Exercise task -
Reproduce all of the material word for word.

Raw records -
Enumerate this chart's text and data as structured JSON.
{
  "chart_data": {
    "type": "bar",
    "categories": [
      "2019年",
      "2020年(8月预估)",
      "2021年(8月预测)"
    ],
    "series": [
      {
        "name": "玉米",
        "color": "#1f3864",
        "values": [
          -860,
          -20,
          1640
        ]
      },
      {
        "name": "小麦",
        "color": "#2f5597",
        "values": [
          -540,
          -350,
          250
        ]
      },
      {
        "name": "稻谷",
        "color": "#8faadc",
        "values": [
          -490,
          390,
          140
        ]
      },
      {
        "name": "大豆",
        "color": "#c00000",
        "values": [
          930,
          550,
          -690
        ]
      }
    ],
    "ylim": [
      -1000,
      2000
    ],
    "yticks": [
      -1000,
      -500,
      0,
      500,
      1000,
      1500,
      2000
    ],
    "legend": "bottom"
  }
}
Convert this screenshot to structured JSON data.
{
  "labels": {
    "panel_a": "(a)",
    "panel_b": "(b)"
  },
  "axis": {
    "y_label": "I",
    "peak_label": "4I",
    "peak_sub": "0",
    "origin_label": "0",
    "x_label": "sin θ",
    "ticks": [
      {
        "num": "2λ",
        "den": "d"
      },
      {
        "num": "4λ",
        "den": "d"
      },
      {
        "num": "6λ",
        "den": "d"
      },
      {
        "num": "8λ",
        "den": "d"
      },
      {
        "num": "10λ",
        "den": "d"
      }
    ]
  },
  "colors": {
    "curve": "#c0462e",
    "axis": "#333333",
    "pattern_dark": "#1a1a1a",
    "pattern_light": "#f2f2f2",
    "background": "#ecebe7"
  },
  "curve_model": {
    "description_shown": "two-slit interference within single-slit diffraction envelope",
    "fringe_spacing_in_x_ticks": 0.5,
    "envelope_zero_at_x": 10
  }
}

Correct answer -
Enumerate this chart's text and data as structured JSON.
{
  "chart_data": {
    "type": "bar",
    "categories": [
      "2019年",
      "2020年(8月预估)",
      "2021年(8月预测)"
    ],
    "series": [
      {
        "name": "玉米",
        "color": "#1f3864",
        "values": [
          -860,
          -20,
          1640
        ]
      },
      {
        "name": "小麦",
        "color": "#2f5597",
        "values": [
          -540,
          -350,
          250
        ]
      },
      {
        "name": "稻谷",
        "color": "#8faadc",
        "values": [
          -490,
          390,
          140
        ]
      },
      {
        "name": "大豆",
        "color": "#c00000",
        "values": [
          930,
          550,
          -690
        ]
      }
    ],
    "ylim": [
      -1000,
      2000
    ],
    "yticks": [
      -1000,
      -500,
      0,
      500,
      1000,
      1500,
      2000
    ],
    "legend": "bottom"
  }
}
Convert this screenshot to structured JSON data.
{
  "labels": {
    "panel_a": "(a)",
    "panel_b": "(b)"
  },
  "axis": {
    "y_label": "I",
    "peak_label": "4I",
    "peak_sub": "0",
    "origin_label": "0",
    "x_label": "sin θ",
    "ticks": [
      {
        "num": "2λ",
        "den": "d"
      },
      {
        "num": "4λ",
        "den": "d"
      },
      {
        "num": "6λ",
        "den": "d"
      },
      {
        "num": "8λ",
        "den": "d"
      },
      {
        "num": "10λ",
        "den": "d"
      }
    ]
  },
  "colors": {
    "curve": "#c0462e",
    "axis": "#333333",
    "pattern_dark": "#1a1a1a",
    "pattern_light": "#f2f2f2",
    "background": "#ecebe7"
  },
  "curve_model": {
    "description_shown": "two-slit interference within single-slit diffraction envelope",
    "fringe_spacing_in_x_ticks": 0.5,
    "envelope_zero_at_x": 10
  }
}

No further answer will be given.